== LISTED RECORDS ==

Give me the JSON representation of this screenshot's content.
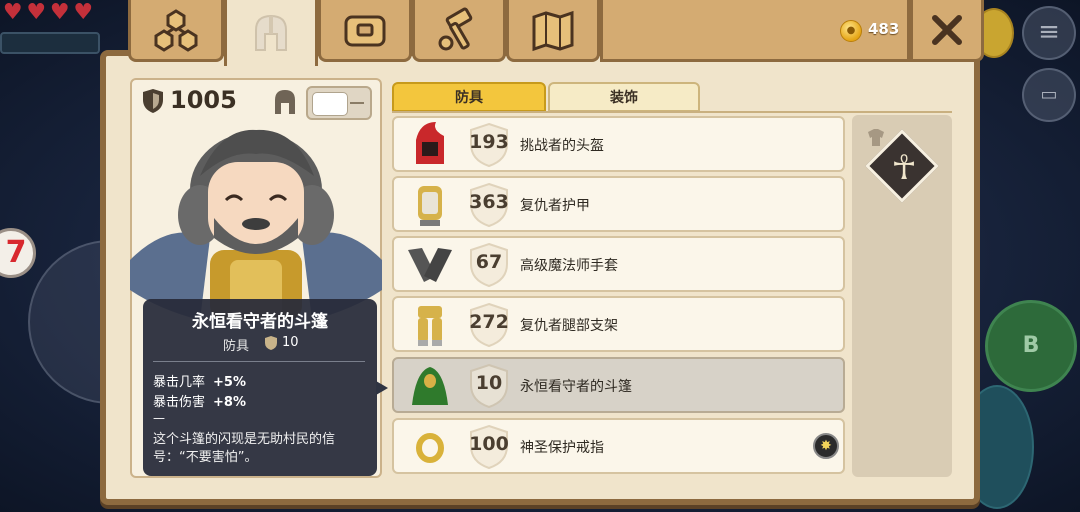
{
  "hud": {
    "hearts": [
      "heart",
      "heart",
      "heart",
      "heart"
    ],
    "level_badge": "7",
    "button_b": "B"
  },
  "tabs": [
    {
      "id": "skills",
      "icon": "skill-tree-icon",
      "active": false
    },
    {
      "id": "equipment",
      "icon": "helmet-icon",
      "active": true
    },
    {
      "id": "inventory",
      "icon": "chest-icon",
      "active": false
    },
    {
      "id": "crafting",
      "icon": "hammer-icon",
      "active": false
    },
    {
      "id": "map",
      "icon": "map-icon",
      "active": false
    }
  ],
  "coins": {
    "value": "483"
  },
  "close": {
    "icon": "close-icon"
  },
  "character": {
    "defense": "1005"
  },
  "tooltip": {
    "title": "永恒看守者的斗篷",
    "type": "防具",
    "defense": "10",
    "stats": [
      {
        "label": "暴击几率",
        "value": "+5%"
      },
      {
        "label": "暴击伤害",
        "value": "+8%"
      }
    ],
    "dash": "—",
    "description": "这个斗篷的闪现是无助村民的信号：“不要害怕”。"
  },
  "categories": {
    "armor": "防具",
    "accessories": "装饰"
  },
  "items": [
    {
      "defense": "193",
      "name": "挑战者的头盔",
      "icon": "red-hood-helmet-icon",
      "selected": false
    },
    {
      "defense": "363",
      "name": "复仇者护甲",
      "icon": "gold-armor-icon",
      "selected": false
    },
    {
      "defense": "67",
      "name": "高级魔法师手套",
      "icon": "gauntlets-icon",
      "selected": false
    },
    {
      "defense": "272",
      "name": "复仇者腿部支架",
      "icon": "leg-armor-icon",
      "selected": false
    },
    {
      "defense": "10",
      "name": "永恒看守者的斗篷",
      "icon": "green-cloak-icon",
      "selected": true
    },
    {
      "defense": "100",
      "name": "神圣保护戒指",
      "icon": "gold-ring-icon",
      "selected": false,
      "badge": "star-badge-icon"
    }
  ],
  "slot": {
    "icon": "ankh-icon",
    "symbol": "☥"
  },
  "colors": {
    "wood": "#d4ab72",
    "parchment": "#f0e4cb",
    "active_category": "#f3c63d",
    "tooltip_bg": "#282c3a"
  }
}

===

THE REQUEST | Retype each record exactly as it stands, but do not include the pictures.

SOLVED EXERCISE |
Give me the JSON representation of this screenshot's content.
{
  "hud": {
    "hearts": [
      "heart",
      "heart",
      "heart",
      "heart"
    ],
    "level_badge": "7",
    "button_b": "B"
  },
  "tabs": [
    {
      "id": "skills",
      "icon": "skill-tree-icon",
      "active": false
    },
    {
      "id": "equipment",
      "icon": "helmet-icon",
      "active": true
    },
    {
      "id": "inventory",
      "icon": "chest-icon",
      "active": false
    },
    {
      "id": "crafting",
      "icon": "hammer-icon",
      "active": false
    },
    {
      "id": "map",
      "icon": "map-icon",
      "active": false
    }
  ],
  "coins": {
    "value": "483"
  },
  "close": {
    "icon": "close-icon"
  },
  "character": {
    "defense": "1005"
  },
  "tooltip": {
    "title": "永恒看守者的斗篷",
    "type": "防具",
    "defense": "10",
    "stats": [
      {
        "label": "暴击几率",
        "value": "+5%"
      },
      {
        "label": "暴击伤害",
        "value": "+8%"
      }
    ],
    "dash": "—",
    "description": "这个斗篷的闪现是无助村民的信号：“不要害怕”。"
  },
  "categories": {
    "armor": "防具",
    "accessories": "装饰"
  },
  "items": [
    {
      "defense": "193",
      "name": "挑战者的头盔",
      "icon": "red-hood-helmet-icon",
      "selected": false
    },
    {
      "defense": "363",
      "name": "复仇者护甲",
      "icon": "gold-armor-icon",
      "selected": false
    },
    {
      "defense": "67",
      "name": "高级魔法师手套",
      "icon": "gauntlets-icon",
      "selected": false
    },
    {
      "defense": "272",
      "name": "复仇者腿部支架",
      "icon": "leg-armor-icon",
      "selected": false
    },
    {
      "defense": "10",
      "name": "永恒看守者的斗篷",
      "icon": "green-cloak-icon",
      "selected": true
    },
    {
      "defense": "100",
      "name": "神圣保护戒指",
      "icon": "gold-ring-icon",
      "selected": false,
      "badge": "star-badge-icon"
    }
  ],
  "slot": {
    "icon": "ankh-icon",
    "symbol": "☥"
  },
  "colors": {
    "wood": "#d4ab72",
    "parchment": "#f0e4cb",
    "active_category": "#f3c63d",
    "tooltip_bg": "#282c3a"
  }
}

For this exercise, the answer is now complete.